**Entries:**

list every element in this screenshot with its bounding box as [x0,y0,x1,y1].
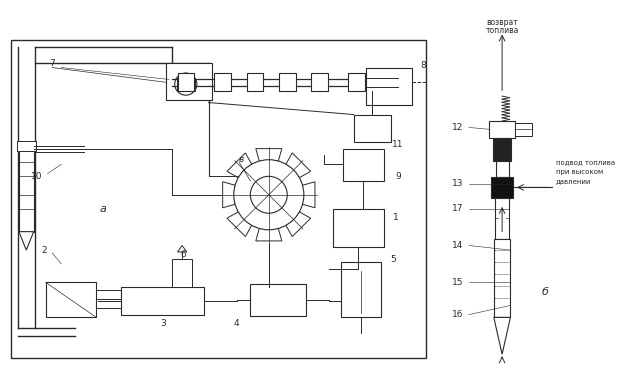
Polygon shape [302,182,315,208]
Bar [489,121,515,137]
Text: 15: 15 [452,278,463,287]
Text: 5: 5 [391,255,396,264]
Bar [495,161,508,177]
Text: 1: 1 [393,214,399,222]
Text: топлива: топлива [486,26,519,35]
Polygon shape [223,182,235,208]
Polygon shape [227,212,252,237]
Circle shape [251,176,288,213]
Text: 8: 8 [421,61,426,70]
Bar [172,259,193,287]
Bar [176,78,195,91]
Bar [214,73,231,91]
Polygon shape [256,228,282,241]
Bar [493,137,511,161]
Text: в: в [239,155,244,164]
Polygon shape [256,149,282,161]
Polygon shape [227,153,252,178]
Text: 3: 3 [160,319,165,328]
Bar [247,73,263,91]
Text: подвод топлива: подвод топлива [555,159,615,166]
Text: возврат: возврат [486,18,518,27]
Bar [122,287,204,314]
Polygon shape [286,212,310,237]
Text: 14: 14 [452,241,463,250]
Bar [515,123,532,136]
Text: б: б [542,286,549,296]
Bar [495,197,510,239]
Bar [342,149,384,181]
Bar [311,73,328,91]
Circle shape [234,160,304,230]
Text: 2: 2 [41,246,47,255]
Bar [366,68,412,105]
Bar [494,239,510,318]
Text: 6: 6 [180,250,186,259]
Bar [333,209,384,247]
Text: 12: 12 [452,123,463,132]
Bar [279,73,296,91]
Bar [17,141,36,151]
Text: 16: 16 [452,310,463,319]
Bar [348,73,365,91]
Text: а: а [99,204,106,214]
Text: 7: 7 [49,59,55,68]
Polygon shape [494,318,510,354]
Circle shape [175,73,197,95]
Text: 13: 13 [452,179,463,188]
Text: 10: 10 [31,172,42,181]
Text: 4: 4 [234,319,239,328]
Bar [354,114,391,142]
Polygon shape [178,245,187,252]
Bar [491,177,513,197]
Bar [251,284,305,316]
Bar [10,40,426,358]
Bar [165,63,212,100]
Polygon shape [19,232,34,250]
Bar [46,282,96,318]
Text: давлении: давлении [555,178,591,184]
Polygon shape [286,153,310,178]
Bar [341,262,381,318]
Bar [178,73,194,91]
Text: 9: 9 [395,172,401,181]
Text: 17: 17 [452,204,463,213]
Bar [19,149,34,232]
Text: 11: 11 [392,139,404,149]
Text: при высоком: при высоком [555,169,603,175]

**Stated task:** Gather every line above that contains the string "топлива".

**Task output:**
Text: топлива: топлива [486,26,519,35]
Text: подвод топлива: подвод топлива [555,159,615,166]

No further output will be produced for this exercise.